━━ SUPPLIED DATA ━━
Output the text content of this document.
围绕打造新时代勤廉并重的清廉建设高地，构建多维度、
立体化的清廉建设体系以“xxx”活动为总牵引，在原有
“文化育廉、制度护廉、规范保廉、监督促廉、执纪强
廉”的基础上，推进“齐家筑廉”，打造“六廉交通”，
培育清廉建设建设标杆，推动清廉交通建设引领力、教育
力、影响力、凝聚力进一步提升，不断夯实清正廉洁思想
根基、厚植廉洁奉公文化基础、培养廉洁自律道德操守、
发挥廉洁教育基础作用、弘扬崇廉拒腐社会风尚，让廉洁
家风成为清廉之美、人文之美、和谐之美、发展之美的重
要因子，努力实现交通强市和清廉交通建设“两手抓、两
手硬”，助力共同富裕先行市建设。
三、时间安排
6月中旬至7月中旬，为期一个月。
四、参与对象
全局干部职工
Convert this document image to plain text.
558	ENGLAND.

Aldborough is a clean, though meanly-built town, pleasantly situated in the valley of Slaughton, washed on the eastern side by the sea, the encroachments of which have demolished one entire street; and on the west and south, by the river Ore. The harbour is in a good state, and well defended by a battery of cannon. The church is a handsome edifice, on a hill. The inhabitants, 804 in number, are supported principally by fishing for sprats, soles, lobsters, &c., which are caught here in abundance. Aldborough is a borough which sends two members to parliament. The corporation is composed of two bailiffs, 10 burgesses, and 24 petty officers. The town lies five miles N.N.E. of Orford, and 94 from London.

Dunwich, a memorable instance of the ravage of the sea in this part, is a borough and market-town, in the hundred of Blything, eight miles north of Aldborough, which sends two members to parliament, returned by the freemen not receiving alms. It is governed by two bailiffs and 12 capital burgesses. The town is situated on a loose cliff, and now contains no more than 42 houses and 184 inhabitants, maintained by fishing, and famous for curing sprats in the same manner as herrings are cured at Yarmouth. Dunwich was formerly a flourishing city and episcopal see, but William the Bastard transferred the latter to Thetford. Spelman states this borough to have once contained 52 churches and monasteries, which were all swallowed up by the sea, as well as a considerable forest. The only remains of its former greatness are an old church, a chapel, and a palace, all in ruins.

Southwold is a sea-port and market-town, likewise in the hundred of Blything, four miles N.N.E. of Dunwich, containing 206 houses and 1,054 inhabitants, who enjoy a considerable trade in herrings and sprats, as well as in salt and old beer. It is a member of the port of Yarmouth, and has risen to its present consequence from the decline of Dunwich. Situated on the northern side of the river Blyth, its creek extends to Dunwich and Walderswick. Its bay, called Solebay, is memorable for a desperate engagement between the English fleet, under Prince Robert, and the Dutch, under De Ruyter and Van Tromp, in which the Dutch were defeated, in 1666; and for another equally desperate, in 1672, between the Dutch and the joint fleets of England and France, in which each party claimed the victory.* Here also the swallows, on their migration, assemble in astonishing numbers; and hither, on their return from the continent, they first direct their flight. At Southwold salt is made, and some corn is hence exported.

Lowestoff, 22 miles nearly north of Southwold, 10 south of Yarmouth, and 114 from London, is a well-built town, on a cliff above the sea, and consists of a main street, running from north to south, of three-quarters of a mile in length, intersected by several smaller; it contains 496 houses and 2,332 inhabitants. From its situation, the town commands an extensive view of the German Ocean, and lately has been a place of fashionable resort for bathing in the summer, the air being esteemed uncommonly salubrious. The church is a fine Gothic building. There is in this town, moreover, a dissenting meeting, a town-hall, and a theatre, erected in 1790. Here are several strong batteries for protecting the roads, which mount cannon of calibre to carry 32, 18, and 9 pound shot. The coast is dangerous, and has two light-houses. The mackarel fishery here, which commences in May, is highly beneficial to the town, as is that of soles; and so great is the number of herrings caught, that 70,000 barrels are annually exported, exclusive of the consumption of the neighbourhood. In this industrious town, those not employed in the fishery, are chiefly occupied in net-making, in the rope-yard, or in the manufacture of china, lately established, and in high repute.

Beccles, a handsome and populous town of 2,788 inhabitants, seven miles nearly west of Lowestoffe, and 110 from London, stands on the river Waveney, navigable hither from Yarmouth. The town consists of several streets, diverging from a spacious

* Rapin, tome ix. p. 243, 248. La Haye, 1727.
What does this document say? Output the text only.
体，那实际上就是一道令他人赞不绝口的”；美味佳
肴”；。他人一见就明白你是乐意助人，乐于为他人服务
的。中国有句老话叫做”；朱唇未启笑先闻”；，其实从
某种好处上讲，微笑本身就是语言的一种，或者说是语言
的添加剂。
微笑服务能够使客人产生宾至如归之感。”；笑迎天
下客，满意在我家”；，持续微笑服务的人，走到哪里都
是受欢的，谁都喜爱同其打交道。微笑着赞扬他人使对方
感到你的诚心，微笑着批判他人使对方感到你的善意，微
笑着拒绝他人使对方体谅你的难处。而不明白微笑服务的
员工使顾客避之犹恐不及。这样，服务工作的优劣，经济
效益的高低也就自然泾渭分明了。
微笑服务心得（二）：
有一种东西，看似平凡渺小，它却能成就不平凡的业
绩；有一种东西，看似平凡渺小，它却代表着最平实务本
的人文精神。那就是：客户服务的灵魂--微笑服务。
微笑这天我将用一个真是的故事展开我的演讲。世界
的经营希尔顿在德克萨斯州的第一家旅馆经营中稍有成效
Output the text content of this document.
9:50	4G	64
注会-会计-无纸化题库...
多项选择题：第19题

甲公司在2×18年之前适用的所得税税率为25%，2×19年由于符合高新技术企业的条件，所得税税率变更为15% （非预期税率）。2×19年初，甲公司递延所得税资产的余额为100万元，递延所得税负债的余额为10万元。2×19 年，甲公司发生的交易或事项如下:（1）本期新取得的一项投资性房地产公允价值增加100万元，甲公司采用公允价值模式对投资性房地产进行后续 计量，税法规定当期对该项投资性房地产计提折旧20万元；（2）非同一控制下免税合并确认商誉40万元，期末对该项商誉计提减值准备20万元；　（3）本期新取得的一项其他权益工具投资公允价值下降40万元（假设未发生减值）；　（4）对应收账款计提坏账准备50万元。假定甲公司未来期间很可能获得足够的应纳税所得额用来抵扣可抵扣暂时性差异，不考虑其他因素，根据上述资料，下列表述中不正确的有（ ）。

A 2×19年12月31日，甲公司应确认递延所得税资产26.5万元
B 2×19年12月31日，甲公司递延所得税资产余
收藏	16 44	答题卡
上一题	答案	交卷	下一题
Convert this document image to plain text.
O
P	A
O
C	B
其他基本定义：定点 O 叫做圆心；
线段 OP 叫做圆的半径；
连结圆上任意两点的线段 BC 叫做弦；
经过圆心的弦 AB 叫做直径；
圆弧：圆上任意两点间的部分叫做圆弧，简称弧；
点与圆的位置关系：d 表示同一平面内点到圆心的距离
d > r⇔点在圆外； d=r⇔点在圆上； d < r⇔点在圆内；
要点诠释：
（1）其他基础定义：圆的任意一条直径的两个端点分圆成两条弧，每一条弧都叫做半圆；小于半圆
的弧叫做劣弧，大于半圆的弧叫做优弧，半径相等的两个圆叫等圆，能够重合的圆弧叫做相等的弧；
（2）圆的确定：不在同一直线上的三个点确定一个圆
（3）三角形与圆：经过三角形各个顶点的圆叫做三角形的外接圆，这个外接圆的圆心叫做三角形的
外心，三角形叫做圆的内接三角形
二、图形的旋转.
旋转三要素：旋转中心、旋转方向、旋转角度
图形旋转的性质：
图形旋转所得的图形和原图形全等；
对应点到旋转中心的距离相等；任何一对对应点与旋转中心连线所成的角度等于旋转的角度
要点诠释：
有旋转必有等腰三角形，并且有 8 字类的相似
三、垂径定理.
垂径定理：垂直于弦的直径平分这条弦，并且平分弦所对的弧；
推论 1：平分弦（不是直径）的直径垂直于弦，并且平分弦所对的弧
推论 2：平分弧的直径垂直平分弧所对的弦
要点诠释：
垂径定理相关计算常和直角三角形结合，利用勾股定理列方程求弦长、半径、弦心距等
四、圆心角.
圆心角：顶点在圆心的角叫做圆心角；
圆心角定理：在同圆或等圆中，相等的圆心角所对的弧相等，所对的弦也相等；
━━━
STATED EXERCISE:
Identify each line in the records above that contains the word "看似平凡渺小", and copy it out in full.

WORKED SOLUTION:
有一种东西，看似平凡渺小，它却能成就不平凡的业
绩；有一种东西，看似平凡渺小，它却代表着最平实务本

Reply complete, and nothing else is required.